* GIVEN DATA *
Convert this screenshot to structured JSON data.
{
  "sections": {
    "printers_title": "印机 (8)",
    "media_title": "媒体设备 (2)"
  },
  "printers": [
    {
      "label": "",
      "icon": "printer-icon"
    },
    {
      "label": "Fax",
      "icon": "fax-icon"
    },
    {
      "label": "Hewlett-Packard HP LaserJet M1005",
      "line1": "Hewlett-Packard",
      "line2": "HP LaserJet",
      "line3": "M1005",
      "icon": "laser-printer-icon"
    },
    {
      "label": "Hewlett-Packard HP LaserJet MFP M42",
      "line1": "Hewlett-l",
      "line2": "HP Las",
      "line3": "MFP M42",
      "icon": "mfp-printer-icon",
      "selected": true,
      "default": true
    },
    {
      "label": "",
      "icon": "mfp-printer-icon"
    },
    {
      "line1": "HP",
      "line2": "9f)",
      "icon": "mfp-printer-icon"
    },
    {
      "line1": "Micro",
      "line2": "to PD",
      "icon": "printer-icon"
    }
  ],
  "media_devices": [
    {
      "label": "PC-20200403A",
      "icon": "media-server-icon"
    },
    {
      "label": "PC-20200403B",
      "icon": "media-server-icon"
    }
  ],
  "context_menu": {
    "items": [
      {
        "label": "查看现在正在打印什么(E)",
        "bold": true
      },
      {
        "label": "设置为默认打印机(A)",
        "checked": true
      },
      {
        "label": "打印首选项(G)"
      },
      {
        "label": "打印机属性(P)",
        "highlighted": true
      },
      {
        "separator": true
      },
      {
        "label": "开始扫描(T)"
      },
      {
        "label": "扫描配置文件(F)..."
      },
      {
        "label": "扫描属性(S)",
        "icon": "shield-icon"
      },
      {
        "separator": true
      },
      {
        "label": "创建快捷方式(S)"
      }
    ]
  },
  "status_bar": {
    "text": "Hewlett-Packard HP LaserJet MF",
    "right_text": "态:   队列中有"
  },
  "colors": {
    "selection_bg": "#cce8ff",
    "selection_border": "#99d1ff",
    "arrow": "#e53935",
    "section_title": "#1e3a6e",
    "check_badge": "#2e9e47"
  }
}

* WHAT YOU HAVE TO DO *
Every line above should be written out again exactly as it stands.

* SOLUTION FOR THIS PROBLEM *
Convert this screenshot to structured JSON data.
{
  "sections": {
    "printers_title": "印机 (8)",
    "media_title": "媒体设备 (2)"
  },
  "printers": [
    {
      "label": "",
      "icon": "printer-icon"
    },
    {
      "label": "Fax",
      "icon": "fax-icon"
    },
    {
      "label": "Hewlett-Packard HP LaserJet M1005",
      "line1": "Hewlett-Packard",
      "line2": "HP LaserJet",
      "line3": "M1005",
      "icon": "laser-printer-icon"
    },
    {
      "label": "Hewlett-Packard HP LaserJet MFP M42",
      "line1": "Hewlett-l",
      "line2": "HP Las",
      "line3": "MFP M42",
      "icon": "mfp-printer-icon",
      "selected": true,
      "default": true
    },
    {
      "label": "",
      "icon": "mfp-printer-icon"
    },
    {
      "line1": "HP",
      "line2": "9f)",
      "icon": "mfp-printer-icon"
    },
    {
      "line1": "Micro",
      "line2": "to PD",
      "icon": "printer-icon"
    }
  ],
  "media_devices": [
    {
      "label": "PC-20200403A",
      "icon": "media-server-icon"
    },
    {
      "label": "PC-20200403B",
      "icon": "media-server-icon"
    }
  ],
  "context_menu": {
    "items": [
      {
        "label": "查看现在正在打印什么(E)",
        "bold": true
      },
      {
        "label": "设置为默认打印机(A)",
        "checked": true
      },
      {
        "label": "打印首选项(G)"
      },
      {
        "label": "打印机属性(P)",
        "highlighted": true
      },
      {
        "separator": true
      },
      {
        "label": "开始扫描(T)"
      },
      {
        "label": "扫描配置文件(F)..."
      },
      {
        "label": "扫描属性(S)",
        "icon": "shield-icon"
      },
      {
        "separator": true
      },
      {
        "label": "创建快捷方式(S)"
      }
    ]
  },
  "status_bar": {
    "text": "Hewlett-Packard HP LaserJet MF",
    "right_text": "态:   队列中有"
  },
  "colors": {
    "selection_bg": "#cce8ff",
    "selection_border": "#99d1ff",
    "arrow": "#e53935",
    "section_title": "#1e3a6e",
    "check_badge": "#2e9e47"
  }
}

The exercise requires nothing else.